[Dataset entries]
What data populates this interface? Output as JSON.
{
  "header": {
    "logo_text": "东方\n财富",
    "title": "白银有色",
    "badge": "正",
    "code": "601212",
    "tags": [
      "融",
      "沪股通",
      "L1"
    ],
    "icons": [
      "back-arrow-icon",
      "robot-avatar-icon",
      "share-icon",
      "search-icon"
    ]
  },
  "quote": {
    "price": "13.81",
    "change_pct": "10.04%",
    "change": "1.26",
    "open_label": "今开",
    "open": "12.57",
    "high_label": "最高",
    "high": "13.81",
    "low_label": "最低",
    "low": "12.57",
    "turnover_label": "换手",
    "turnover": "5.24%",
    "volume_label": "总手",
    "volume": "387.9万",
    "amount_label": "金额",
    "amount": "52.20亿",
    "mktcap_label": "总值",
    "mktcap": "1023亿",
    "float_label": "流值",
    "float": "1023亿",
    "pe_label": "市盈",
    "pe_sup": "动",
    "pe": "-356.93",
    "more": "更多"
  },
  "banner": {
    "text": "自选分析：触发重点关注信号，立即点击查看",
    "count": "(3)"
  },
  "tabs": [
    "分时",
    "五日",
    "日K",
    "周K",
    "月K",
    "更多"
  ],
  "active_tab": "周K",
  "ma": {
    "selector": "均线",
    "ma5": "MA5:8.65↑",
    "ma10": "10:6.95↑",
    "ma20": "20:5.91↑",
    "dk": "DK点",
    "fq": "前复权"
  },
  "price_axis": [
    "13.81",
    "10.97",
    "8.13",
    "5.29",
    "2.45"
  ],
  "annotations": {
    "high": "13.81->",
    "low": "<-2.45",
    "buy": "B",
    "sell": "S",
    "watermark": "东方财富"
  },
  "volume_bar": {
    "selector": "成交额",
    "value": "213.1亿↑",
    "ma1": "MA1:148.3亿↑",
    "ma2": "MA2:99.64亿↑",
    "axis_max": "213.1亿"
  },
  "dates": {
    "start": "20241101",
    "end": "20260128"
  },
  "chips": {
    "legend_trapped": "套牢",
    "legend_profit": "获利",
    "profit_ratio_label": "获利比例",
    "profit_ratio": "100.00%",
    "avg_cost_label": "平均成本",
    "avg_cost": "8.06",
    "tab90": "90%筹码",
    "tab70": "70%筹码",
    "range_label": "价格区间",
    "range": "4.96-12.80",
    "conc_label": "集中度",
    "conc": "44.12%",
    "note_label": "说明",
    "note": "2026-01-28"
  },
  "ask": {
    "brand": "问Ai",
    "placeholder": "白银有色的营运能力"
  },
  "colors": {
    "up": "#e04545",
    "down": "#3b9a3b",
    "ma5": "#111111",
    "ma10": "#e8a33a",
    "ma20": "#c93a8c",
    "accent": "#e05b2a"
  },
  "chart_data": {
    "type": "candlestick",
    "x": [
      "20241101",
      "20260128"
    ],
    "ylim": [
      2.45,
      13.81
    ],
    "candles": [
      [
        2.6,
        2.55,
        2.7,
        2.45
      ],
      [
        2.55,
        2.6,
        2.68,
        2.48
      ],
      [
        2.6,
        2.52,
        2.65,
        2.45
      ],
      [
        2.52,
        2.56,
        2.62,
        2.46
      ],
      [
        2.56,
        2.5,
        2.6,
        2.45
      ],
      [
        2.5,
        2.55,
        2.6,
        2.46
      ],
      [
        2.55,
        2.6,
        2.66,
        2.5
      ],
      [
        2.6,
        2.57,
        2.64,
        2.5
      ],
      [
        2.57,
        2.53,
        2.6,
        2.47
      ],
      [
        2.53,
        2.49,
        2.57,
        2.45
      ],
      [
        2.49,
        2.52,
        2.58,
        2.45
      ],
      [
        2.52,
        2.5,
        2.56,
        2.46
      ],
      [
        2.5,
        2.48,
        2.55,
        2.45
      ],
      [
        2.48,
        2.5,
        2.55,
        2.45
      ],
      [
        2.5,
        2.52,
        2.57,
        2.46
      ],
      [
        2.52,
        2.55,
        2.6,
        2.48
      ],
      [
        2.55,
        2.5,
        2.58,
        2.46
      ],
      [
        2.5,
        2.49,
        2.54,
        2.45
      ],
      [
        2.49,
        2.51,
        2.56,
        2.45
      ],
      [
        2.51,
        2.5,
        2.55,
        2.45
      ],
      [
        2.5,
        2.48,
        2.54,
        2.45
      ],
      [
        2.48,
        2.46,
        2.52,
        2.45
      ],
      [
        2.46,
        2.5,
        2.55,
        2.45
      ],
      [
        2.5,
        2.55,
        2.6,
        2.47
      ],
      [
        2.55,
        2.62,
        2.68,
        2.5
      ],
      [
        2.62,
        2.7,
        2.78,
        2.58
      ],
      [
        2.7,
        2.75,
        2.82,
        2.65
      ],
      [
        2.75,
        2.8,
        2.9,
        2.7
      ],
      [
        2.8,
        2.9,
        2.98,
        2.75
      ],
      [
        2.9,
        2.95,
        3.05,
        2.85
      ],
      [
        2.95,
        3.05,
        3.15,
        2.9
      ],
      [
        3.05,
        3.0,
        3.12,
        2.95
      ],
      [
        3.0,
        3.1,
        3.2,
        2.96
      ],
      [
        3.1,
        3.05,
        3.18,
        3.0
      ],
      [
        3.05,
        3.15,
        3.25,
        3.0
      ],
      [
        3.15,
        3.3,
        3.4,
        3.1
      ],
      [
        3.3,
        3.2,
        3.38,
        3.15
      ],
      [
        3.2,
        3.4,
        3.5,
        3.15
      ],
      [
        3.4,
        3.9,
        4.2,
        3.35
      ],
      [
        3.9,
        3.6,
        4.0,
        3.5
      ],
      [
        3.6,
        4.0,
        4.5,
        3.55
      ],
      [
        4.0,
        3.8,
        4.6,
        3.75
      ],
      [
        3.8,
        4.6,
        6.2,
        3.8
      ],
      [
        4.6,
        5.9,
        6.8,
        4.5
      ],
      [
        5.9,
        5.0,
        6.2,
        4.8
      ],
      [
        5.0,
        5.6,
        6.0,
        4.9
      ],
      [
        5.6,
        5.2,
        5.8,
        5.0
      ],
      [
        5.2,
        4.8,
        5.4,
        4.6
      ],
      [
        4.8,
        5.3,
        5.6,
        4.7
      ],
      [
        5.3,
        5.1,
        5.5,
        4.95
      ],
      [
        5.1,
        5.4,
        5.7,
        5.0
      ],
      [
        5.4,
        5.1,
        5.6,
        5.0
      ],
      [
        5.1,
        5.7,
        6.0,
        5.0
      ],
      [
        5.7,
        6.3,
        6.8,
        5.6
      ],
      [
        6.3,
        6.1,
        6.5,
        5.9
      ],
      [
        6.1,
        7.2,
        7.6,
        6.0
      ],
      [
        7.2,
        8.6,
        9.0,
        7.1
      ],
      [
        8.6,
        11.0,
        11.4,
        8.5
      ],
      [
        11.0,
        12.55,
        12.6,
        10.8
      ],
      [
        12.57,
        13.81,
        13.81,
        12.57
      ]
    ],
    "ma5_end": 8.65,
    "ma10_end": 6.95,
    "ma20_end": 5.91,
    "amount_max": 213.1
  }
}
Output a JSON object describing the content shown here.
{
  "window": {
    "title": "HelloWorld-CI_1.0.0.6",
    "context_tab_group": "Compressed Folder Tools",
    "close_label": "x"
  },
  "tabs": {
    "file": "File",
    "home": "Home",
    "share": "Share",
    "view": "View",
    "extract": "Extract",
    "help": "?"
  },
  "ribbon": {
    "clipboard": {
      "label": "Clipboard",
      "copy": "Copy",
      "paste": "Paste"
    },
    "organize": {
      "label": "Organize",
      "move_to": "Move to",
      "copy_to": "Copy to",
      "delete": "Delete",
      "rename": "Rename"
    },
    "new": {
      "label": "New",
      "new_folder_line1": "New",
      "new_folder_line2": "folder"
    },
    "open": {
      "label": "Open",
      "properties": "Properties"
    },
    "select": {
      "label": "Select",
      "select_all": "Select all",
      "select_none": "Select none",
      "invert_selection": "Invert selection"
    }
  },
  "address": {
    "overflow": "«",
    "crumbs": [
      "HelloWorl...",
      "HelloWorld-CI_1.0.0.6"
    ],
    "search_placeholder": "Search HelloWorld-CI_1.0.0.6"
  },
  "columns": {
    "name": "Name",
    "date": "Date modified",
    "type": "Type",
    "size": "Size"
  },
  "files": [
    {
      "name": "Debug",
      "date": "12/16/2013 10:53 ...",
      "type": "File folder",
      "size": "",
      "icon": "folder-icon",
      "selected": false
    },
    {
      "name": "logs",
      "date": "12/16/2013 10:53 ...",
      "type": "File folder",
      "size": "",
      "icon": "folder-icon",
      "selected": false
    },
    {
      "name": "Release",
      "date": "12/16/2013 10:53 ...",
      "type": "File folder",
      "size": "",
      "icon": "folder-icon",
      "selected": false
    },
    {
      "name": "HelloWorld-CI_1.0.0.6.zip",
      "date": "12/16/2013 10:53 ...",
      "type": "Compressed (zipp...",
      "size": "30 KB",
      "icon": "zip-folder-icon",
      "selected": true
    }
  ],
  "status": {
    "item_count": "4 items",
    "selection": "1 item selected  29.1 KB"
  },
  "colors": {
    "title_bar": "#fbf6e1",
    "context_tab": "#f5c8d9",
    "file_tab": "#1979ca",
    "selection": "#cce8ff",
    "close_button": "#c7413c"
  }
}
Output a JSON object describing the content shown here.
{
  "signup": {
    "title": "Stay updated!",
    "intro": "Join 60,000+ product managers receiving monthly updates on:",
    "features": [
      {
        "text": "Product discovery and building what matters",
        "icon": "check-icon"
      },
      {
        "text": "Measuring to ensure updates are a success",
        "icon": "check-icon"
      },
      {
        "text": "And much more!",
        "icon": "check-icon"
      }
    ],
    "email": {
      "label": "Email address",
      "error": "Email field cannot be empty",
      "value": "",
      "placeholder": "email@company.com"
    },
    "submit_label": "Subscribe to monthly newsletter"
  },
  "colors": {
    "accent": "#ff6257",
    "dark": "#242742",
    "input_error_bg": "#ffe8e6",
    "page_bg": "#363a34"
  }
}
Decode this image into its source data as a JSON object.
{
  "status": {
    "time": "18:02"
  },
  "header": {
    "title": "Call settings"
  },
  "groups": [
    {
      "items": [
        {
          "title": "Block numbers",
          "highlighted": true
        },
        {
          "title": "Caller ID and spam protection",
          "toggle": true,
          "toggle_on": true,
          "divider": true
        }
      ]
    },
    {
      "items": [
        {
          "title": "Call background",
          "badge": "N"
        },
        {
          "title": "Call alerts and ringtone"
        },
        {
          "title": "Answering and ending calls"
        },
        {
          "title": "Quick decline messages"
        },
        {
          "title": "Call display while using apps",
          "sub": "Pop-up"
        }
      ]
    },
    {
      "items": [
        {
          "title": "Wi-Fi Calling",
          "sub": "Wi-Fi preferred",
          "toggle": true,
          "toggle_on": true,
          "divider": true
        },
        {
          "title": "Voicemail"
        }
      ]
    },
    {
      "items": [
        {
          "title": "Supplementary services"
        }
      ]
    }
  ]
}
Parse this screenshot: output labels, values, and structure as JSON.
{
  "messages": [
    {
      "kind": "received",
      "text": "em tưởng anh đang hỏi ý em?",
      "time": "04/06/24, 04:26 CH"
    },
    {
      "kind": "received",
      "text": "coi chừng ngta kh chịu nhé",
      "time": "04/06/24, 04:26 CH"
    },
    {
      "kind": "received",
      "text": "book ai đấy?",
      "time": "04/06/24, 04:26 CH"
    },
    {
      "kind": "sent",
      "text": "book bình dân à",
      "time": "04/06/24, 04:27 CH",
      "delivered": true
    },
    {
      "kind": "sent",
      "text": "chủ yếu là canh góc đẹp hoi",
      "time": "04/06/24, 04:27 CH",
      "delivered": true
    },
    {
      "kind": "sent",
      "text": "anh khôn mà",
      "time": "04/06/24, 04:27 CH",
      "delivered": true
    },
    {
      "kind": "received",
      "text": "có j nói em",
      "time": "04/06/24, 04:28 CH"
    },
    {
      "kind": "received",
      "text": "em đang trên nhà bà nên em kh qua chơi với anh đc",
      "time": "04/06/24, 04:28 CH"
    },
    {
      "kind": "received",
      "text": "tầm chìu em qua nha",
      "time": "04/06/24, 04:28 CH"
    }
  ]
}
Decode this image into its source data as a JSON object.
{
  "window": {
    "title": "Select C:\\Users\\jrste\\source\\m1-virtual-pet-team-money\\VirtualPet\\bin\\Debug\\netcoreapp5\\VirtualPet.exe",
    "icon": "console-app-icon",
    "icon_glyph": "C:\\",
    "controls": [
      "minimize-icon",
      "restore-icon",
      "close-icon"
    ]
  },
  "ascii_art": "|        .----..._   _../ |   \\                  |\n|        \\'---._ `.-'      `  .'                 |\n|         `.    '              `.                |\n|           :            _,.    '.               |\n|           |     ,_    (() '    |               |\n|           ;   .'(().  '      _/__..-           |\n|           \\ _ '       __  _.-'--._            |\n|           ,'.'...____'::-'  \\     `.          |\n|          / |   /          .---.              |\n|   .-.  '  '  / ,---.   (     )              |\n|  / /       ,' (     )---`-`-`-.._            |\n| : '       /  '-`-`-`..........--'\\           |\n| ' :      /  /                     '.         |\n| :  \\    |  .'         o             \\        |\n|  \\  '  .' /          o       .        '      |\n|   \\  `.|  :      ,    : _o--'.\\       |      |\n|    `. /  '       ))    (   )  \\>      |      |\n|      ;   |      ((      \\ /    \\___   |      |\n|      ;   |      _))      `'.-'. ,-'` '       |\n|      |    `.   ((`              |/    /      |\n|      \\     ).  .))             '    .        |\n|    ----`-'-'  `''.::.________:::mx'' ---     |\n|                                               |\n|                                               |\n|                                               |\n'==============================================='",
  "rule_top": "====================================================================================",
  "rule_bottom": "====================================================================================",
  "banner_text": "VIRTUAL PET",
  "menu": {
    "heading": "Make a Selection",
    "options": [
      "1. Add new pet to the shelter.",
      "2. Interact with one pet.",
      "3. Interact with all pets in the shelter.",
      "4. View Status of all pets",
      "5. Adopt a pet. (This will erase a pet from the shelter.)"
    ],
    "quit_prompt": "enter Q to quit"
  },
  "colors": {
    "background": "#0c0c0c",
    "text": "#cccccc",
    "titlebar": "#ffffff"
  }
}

The problem -
Locate the word "HelloWorld" in the entries, and copy every line where it is found.

Result for this task -
    "title": "HelloWorld-CI_1.0.0.6",
      "HelloWorld-CI_1.0.0.6"
    "search_placeholder": "Search HelloWorld-CI_1.0.0.6"
      "name": "HelloWorld-CI_1.0.0.6.zip",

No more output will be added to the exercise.